───── Recorded data ─────
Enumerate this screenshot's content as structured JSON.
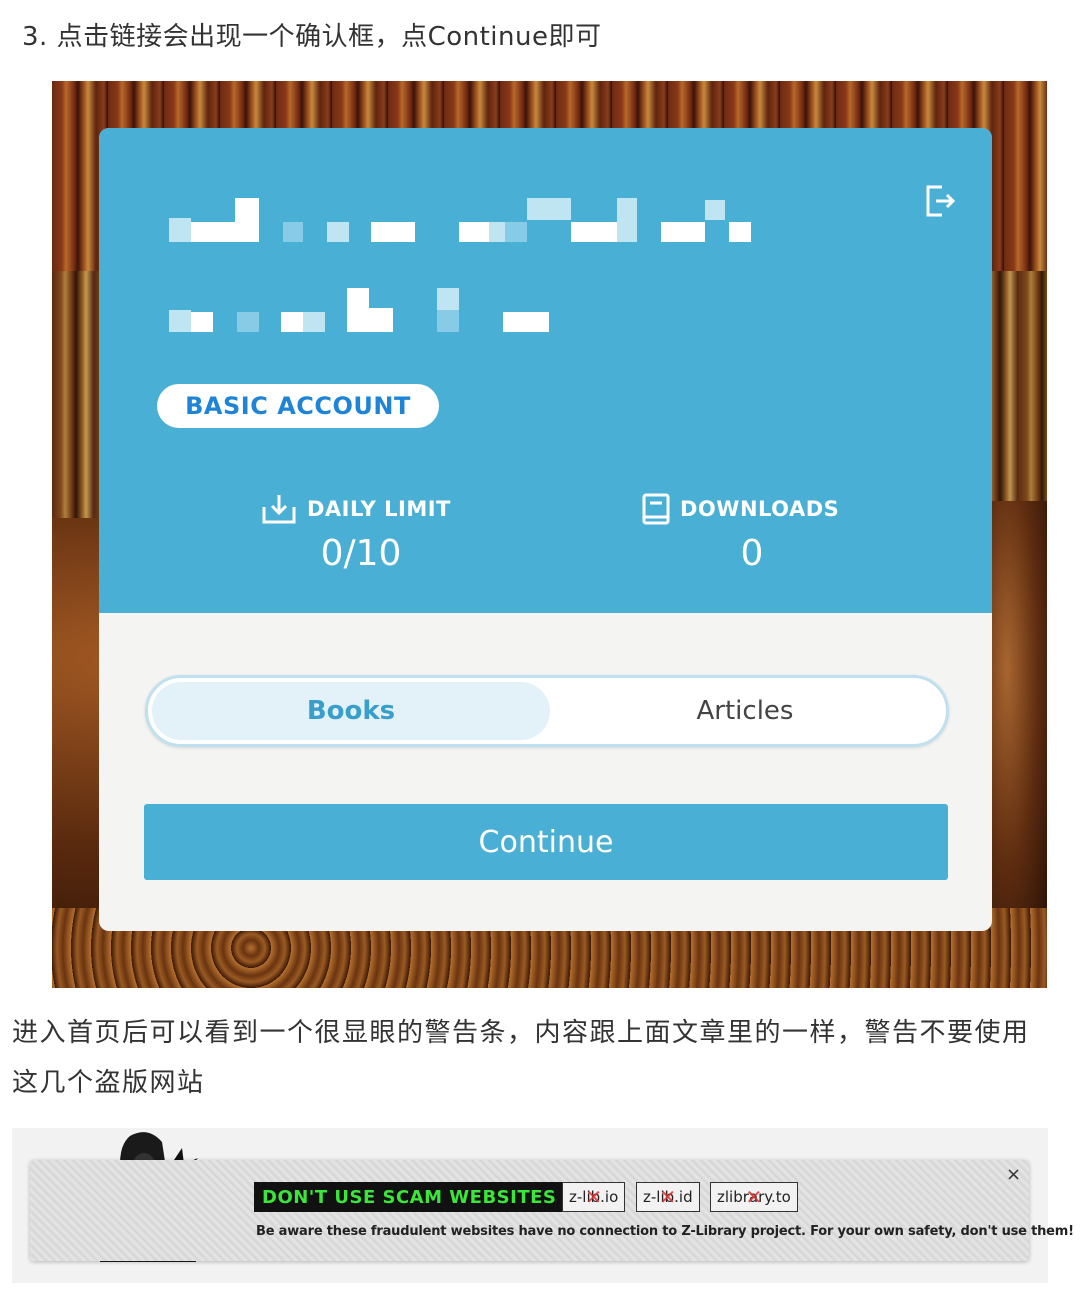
{
  "article": {
    "step_text": "3. 点击链接会出现一个确认框，点Continue即可",
    "paragraph": "进入首页后可以看到一个很显眼的警告条，内容跟上面文章里的一样，警告不要使用这几个盗版网站"
  },
  "dialog": {
    "account_badge": "BASIC ACCOUNT",
    "stats": [
      {
        "label": "DAILY LIMIT",
        "value": "0/10",
        "icon": "download-tray-icon"
      },
      {
        "label": "DOWNLOADS",
        "value": "0",
        "icon": "book-icon"
      }
    ],
    "tabs": [
      {
        "label": "Books",
        "active": true
      },
      {
        "label": "Articles",
        "active": false
      }
    ],
    "continue_label": "Continue",
    "logout_icon": "logout-icon",
    "colors": {
      "accent": "#4aafd4",
      "badge_text": "#1f84d6",
      "card_bottom": "#f4f4f3"
    }
  },
  "warning_banner": {
    "title": "DON'T USE SCAM WEBSITES",
    "domains": [
      "z-lib.io",
      "z-lib.id",
      "zlibrary.to"
    ],
    "message": "Be aware these fraudulent websites have no connection to Z-Library project. For your own safety, don't use them!",
    "close_label": "×",
    "colors": {
      "title_bg": "#111111",
      "title_text": "#39e639"
    }
  }
}
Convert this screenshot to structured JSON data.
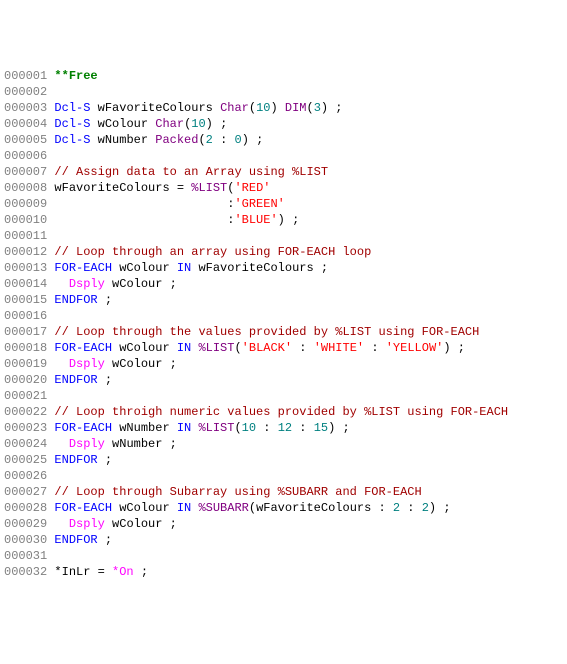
{
  "lines": [
    {
      "no": "000001",
      "tokens": [
        [
          "green bold",
          "**Free"
        ]
      ]
    },
    {
      "no": "000002",
      "tokens": []
    },
    {
      "no": "000003",
      "tokens": [
        [
          "blue",
          "Dcl-S"
        ],
        [
          "black",
          " wFavoriteColours "
        ],
        [
          "purple",
          "Char"
        ],
        [
          "black",
          "("
        ],
        [
          "teal",
          "10"
        ],
        [
          "black",
          ") "
        ],
        [
          "purple",
          "DIM"
        ],
        [
          "black",
          "("
        ],
        [
          "teal",
          "3"
        ],
        [
          "black",
          ") ;"
        ]
      ]
    },
    {
      "no": "000004",
      "tokens": [
        [
          "blue",
          "Dcl-S"
        ],
        [
          "black",
          " wColour "
        ],
        [
          "purple",
          "Char"
        ],
        [
          "black",
          "("
        ],
        [
          "teal",
          "10"
        ],
        [
          "black",
          ") ;"
        ]
      ]
    },
    {
      "no": "000005",
      "tokens": [
        [
          "blue",
          "Dcl-S"
        ],
        [
          "black",
          " wNumber "
        ],
        [
          "purple",
          "Packed"
        ],
        [
          "black",
          "("
        ],
        [
          "teal",
          "2"
        ],
        [
          "black",
          " : "
        ],
        [
          "teal",
          "0"
        ],
        [
          "black",
          ") ;"
        ]
      ]
    },
    {
      "no": "000006",
      "tokens": []
    },
    {
      "no": "000007",
      "tokens": [
        [
          "darkred",
          "// Assign data to an Array using %LIST"
        ]
      ]
    },
    {
      "no": "000008",
      "tokens": [
        [
          "black",
          "wFavoriteColours = "
        ],
        [
          "purple",
          "%LIST"
        ],
        [
          "black",
          "("
        ],
        [
          "red",
          "'RED'"
        ]
      ]
    },
    {
      "no": "000009",
      "tokens": [
        [
          "black",
          "                        :"
        ],
        [
          "red",
          "'GREEN'"
        ]
      ]
    },
    {
      "no": "000010",
      "tokens": [
        [
          "black",
          "                        :"
        ],
        [
          "red",
          "'BLUE'"
        ],
        [
          "black",
          ") ;"
        ]
      ]
    },
    {
      "no": "000011",
      "tokens": []
    },
    {
      "no": "000012",
      "tokens": [
        [
          "darkred",
          "// Loop through an array using FOR-EACH loop"
        ]
      ]
    },
    {
      "no": "000013",
      "tokens": [
        [
          "blue",
          "FOR-EACH"
        ],
        [
          "black",
          " wColour "
        ],
        [
          "blue",
          "IN"
        ],
        [
          "black",
          " wFavoriteColours ;"
        ]
      ]
    },
    {
      "no": "000014",
      "tokens": [
        [
          "black",
          "  "
        ],
        [
          "hotpink",
          "Dsply"
        ],
        [
          "black",
          " wColour ;"
        ]
      ]
    },
    {
      "no": "000015",
      "tokens": [
        [
          "blue",
          "ENDFOR"
        ],
        [
          "black",
          " ;"
        ]
      ]
    },
    {
      "no": "000016",
      "tokens": []
    },
    {
      "no": "000017",
      "tokens": [
        [
          "darkred",
          "// Loop through the values provided by %LIST using FOR-EACH"
        ]
      ]
    },
    {
      "no": "000018",
      "tokens": [
        [
          "blue",
          "FOR-EACH"
        ],
        [
          "black",
          " wColour "
        ],
        [
          "blue",
          "IN"
        ],
        [
          "black",
          " "
        ],
        [
          "purple",
          "%LIST"
        ],
        [
          "black",
          "("
        ],
        [
          "red",
          "'BLACK'"
        ],
        [
          "black",
          " : "
        ],
        [
          "red",
          "'WHITE'"
        ],
        [
          "black",
          " : "
        ],
        [
          "red",
          "'YELLOW'"
        ],
        [
          "black",
          ") ;"
        ]
      ]
    },
    {
      "no": "000019",
      "tokens": [
        [
          "black",
          "  "
        ],
        [
          "hotpink",
          "Dsply"
        ],
        [
          "black",
          " wColour ;"
        ]
      ]
    },
    {
      "no": "000020",
      "tokens": [
        [
          "blue",
          "ENDFOR"
        ],
        [
          "black",
          " ;"
        ]
      ]
    },
    {
      "no": "000021",
      "tokens": []
    },
    {
      "no": "000022",
      "tokens": [
        [
          "darkred",
          "// Loop throigh numeric values provided by %LIST using FOR-EACH"
        ]
      ]
    },
    {
      "no": "000023",
      "tokens": [
        [
          "blue",
          "FOR-EACH"
        ],
        [
          "black",
          " wNumber "
        ],
        [
          "blue",
          "IN"
        ],
        [
          "black",
          " "
        ],
        [
          "purple",
          "%LIST"
        ],
        [
          "black",
          "("
        ],
        [
          "teal",
          "10"
        ],
        [
          "black",
          " : "
        ],
        [
          "teal",
          "12"
        ],
        [
          "black",
          " : "
        ],
        [
          "teal",
          "15"
        ],
        [
          "black",
          ") ;"
        ]
      ]
    },
    {
      "no": "000024",
      "tokens": [
        [
          "black",
          "  "
        ],
        [
          "hotpink",
          "Dsply"
        ],
        [
          "black",
          " wNumber ;"
        ]
      ]
    },
    {
      "no": "000025",
      "tokens": [
        [
          "blue",
          "ENDFOR"
        ],
        [
          "black",
          " ;"
        ]
      ]
    },
    {
      "no": "000026",
      "tokens": []
    },
    {
      "no": "000027",
      "tokens": [
        [
          "darkred",
          "// Loop through Subarray using %SUBARR and FOR-EACH"
        ]
      ]
    },
    {
      "no": "000028",
      "tokens": [
        [
          "blue",
          "FOR-EACH"
        ],
        [
          "black",
          " wColour "
        ],
        [
          "blue",
          "IN"
        ],
        [
          "black",
          " "
        ],
        [
          "purple",
          "%SUBARR"
        ],
        [
          "black",
          "(wFavoriteColours : "
        ],
        [
          "teal",
          "2"
        ],
        [
          "black",
          " : "
        ],
        [
          "teal",
          "2"
        ],
        [
          "black",
          ") ;"
        ]
      ]
    },
    {
      "no": "000029",
      "tokens": [
        [
          "black",
          "  "
        ],
        [
          "hotpink",
          "Dsply"
        ],
        [
          "black",
          " wColour ;"
        ]
      ]
    },
    {
      "no": "000030",
      "tokens": [
        [
          "blue",
          "ENDFOR"
        ],
        [
          "black",
          " ;"
        ]
      ]
    },
    {
      "no": "000031",
      "tokens": []
    },
    {
      "no": "000032",
      "tokens": [
        [
          "black",
          "*InLr = "
        ],
        [
          "hotpink",
          "*On"
        ],
        [
          "black",
          " ;"
        ]
      ]
    }
  ]
}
─────
- Objective -
Go through the entries above and output them exactly, without pictures.

- Exercise output -
Enumerate this screenshot's content as structured JSON.
{
  "article": {
    "step_text": "3. 点击链接会出现一个确认框，点Continue即可",
    "paragraph": "进入首页后可以看到一个很显眼的警告条，内容跟上面文章里的一样，警告不要使用这几个盗版网站"
  },
  "dialog": {
    "account_badge": "BASIC ACCOUNT",
    "stats": [
      {
        "label": "DAILY LIMIT",
        "value": "0/10",
        "icon": "download-tray-icon"
      },
      {
        "label": "DOWNLOADS",
        "value": "0",
        "icon": "book-icon"
      }
    ],
    "tabs": [
      {
        "label": "Books",
        "active": true
      },
      {
        "label": "Articles",
        "active": false
      }
    ],
    "continue_label": "Continue",
    "logout_icon": "logout-icon",
    "colors": {
      "accent": "#4aafd4",
      "badge_text": "#1f84d6",
      "card_bottom": "#f4f4f3"
    }
  },
  "warning_banner": {
    "title": "DON'T USE SCAM WEBSITES",
    "domains": [
      "z-lib.io",
      "z-lib.id",
      "zlibrary.to"
    ],
    "message": "Be aware these fraudulent websites have no connection to Z-Library project. For your own safety, don't use them!",
    "close_label": "×",
    "colors": {
      "title_bg": "#111111",
      "title_text": "#39e639"
    }
  }
}
Convert this screenshot to structured JSON data.
{
  "lines": [
    {
      "no": "000001",
      "tokens": [
        [
          "green bold",
          "**Free"
        ]
      ]
    },
    {
      "no": "000002",
      "tokens": []
    },
    {
      "no": "000003",
      "tokens": [
        [
          "blue",
          "Dcl-S"
        ],
        [
          "black",
          " wFavoriteColours "
        ],
        [
          "purple",
          "Char"
        ],
        [
          "black",
          "("
        ],
        [
          "teal",
          "10"
        ],
        [
          "black",
          ") "
        ],
        [
          "purple",
          "DIM"
        ],
        [
          "black",
          "("
        ],
        [
          "teal",
          "3"
        ],
        [
          "black",
          ") ;"
        ]
      ]
    },
    {
      "no": "000004",
      "tokens": [
        [
          "blue",
          "Dcl-S"
        ],
        [
          "black",
          " wColour "
        ],
        [
          "purple",
          "Char"
        ],
        [
          "black",
          "("
        ],
        [
          "teal",
          "10"
        ],
        [
          "black",
          ") ;"
        ]
      ]
    },
    {
      "no": "000005",
      "tokens": [
        [
          "blue",
          "Dcl-S"
        ],
        [
          "black",
          " wNumber "
        ],
        [
          "purple",
          "Packed"
        ],
        [
          "black",
          "("
        ],
        [
          "teal",
          "2"
        ],
        [
          "black",
          " : "
        ],
        [
          "teal",
          "0"
        ],
        [
          "black",
          ") ;"
        ]
      ]
    },
    {
      "no": "000006",
      "tokens": []
    },
    {
      "no": "000007",
      "tokens": [
        [
          "darkred",
          "// Assign data to an Array using %LIST"
        ]
      ]
    },
    {
      "no": "000008",
      "tokens": [
        [
          "black",
          "wFavoriteColours = "
        ],
        [
          "purple",
          "%LIST"
        ],
        [
          "black",
          "("
        ],
        [
          "red",
          "'RED'"
        ]
      ]
    },
    {
      "no": "000009",
      "tokens": [
        [
          "black",
          "                        :"
        ],
        [
          "red",
          "'GREEN'"
        ]
      ]
    },
    {
      "no": "000010",
      "tokens": [
        [
          "black",
          "                        :"
        ],
        [
          "red",
          "'BLUE'"
        ],
        [
          "black",
          ") ;"
        ]
      ]
    },
    {
      "no": "000011",
      "tokens": []
    },
    {
      "no": "000012",
      "tokens": [
        [
          "darkred",
          "// Loop through an array using FOR-EACH loop"
        ]
      ]
    },
    {
      "no": "000013",
      "tokens": [
        [
          "blue",
          "FOR-EACH"
        ],
        [
          "black",
          " wColour "
        ],
        [
          "blue",
          "IN"
        ],
        [
          "black",
          " wFavoriteColours ;"
        ]
      ]
    },
    {
      "no": "000014",
      "tokens": [
        [
          "black",
          "  "
        ],
        [
          "hotpink",
          "Dsply"
        ],
        [
          "black",
          " wColour ;"
        ]
      ]
    },
    {
      "no": "000015",
      "tokens": [
        [
          "blue",
          "ENDFOR"
        ],
        [
          "black",
          " ;"
        ]
      ]
    },
    {
      "no": "000016",
      "tokens": []
    },
    {
      "no": "000017",
      "tokens": [
        [
          "darkred",
          "// Loop through the values provided by %LIST using FOR-EACH"
        ]
      ]
    },
    {
      "no": "000018",
      "tokens": [
        [
          "blue",
          "FOR-EACH"
        ],
        [
          "black",
          " wColour "
        ],
        [
          "blue",
          "IN"
        ],
        [
          "black",
          " "
        ],
        [
          "purple",
          "%LIST"
        ],
        [
          "black",
          "("
        ],
        [
          "red",
          "'BLACK'"
        ],
        [
          "black",
          " : "
        ],
        [
          "red",
          "'WHITE'"
        ],
        [
          "black",
          " : "
        ],
        [
          "red",
          "'YELLOW'"
        ],
        [
          "black",
          ") ;"
        ]
      ]
    },
    {
      "no": "000019",
      "tokens": [
        [
          "black",
          "  "
        ],
        [
          "hotpink",
          "Dsply"
        ],
        [
          "black",
          " wColour ;"
        ]
      ]
    },
    {
      "no": "000020",
      "tokens": [
        [
          "blue",
          "ENDFOR"
        ],
        [
          "black",
          " ;"
        ]
      ]
    },
    {
      "no": "000021",
      "tokens": []
    },
    {
      "no": "000022",
      "tokens": [
        [
          "darkred",
          "// Loop throigh numeric values provided by %LIST using FOR-EACH"
        ]
      ]
    },
    {
      "no": "000023",
      "tokens": [
        [
          "blue",
          "FOR-EACH"
        ],
        [
          "black",
          " wNumber "
        ],
        [
          "blue",
          "IN"
        ],
        [
          "black",
          " "
        ],
        [
          "purple",
          "%LIST"
        ],
        [
          "black",
          "("
        ],
        [
          "teal",
          "10"
        ],
        [
          "black",
          " : "
        ],
        [
          "teal",
          "12"
        ],
        [
          "black",
          " : "
        ],
        [
          "teal",
          "15"
        ],
        [
          "black",
          ") ;"
        ]
      ]
    },
    {
      "no": "000024",
      "tokens": [
        [
          "black",
          "  "
        ],
        [
          "hotpink",
          "Dsply"
        ],
        [
          "black",
          " wNumber ;"
        ]
      ]
    },
    {
      "no": "000025",
      "tokens": [
        [
          "blue",
          "ENDFOR"
        ],
        [
          "black",
          " ;"
        ]
      ]
    },
    {
      "no": "000026",
      "tokens": []
    },
    {
      "no": "000027",
      "tokens": [
        [
          "darkred",
          "// Loop through Subarray using %SUBARR and FOR-EACH"
        ]
      ]
    },
    {
      "no": "000028",
      "tokens": [
        [
          "blue",
          "FOR-EACH"
        ],
        [
          "black",
          " wColour "
        ],
        [
          "blue",
          "IN"
        ],
        [
          "black",
          " "
        ],
        [
          "purple",
          "%SUBARR"
        ],
        [
          "black",
          "(wFavoriteColours : "
        ],
        [
          "teal",
          "2"
        ],
        [
          "black",
          " : "
        ],
        [
          "teal",
          "2"
        ],
        [
          "black",
          ") ;"
        ]
      ]
    },
    {
      "no": "000029",
      "tokens": [
        [
          "black",
          "  "
        ],
        [
          "hotpink",
          "Dsply"
        ],
        [
          "black",
          " wColour ;"
        ]
      ]
    },
    {
      "no": "000030",
      "tokens": [
        [
          "blue",
          "ENDFOR"
        ],
        [
          "black",
          " ;"
        ]
      ]
    },
    {
      "no": "000031",
      "tokens": []
    },
    {
      "no": "000032",
      "tokens": [
        [
          "black",
          "*InLr = "
        ],
        [
          "hotpink",
          "*On"
        ],
        [
          "black",
          " ;"
        ]
      ]
    }
  ]
}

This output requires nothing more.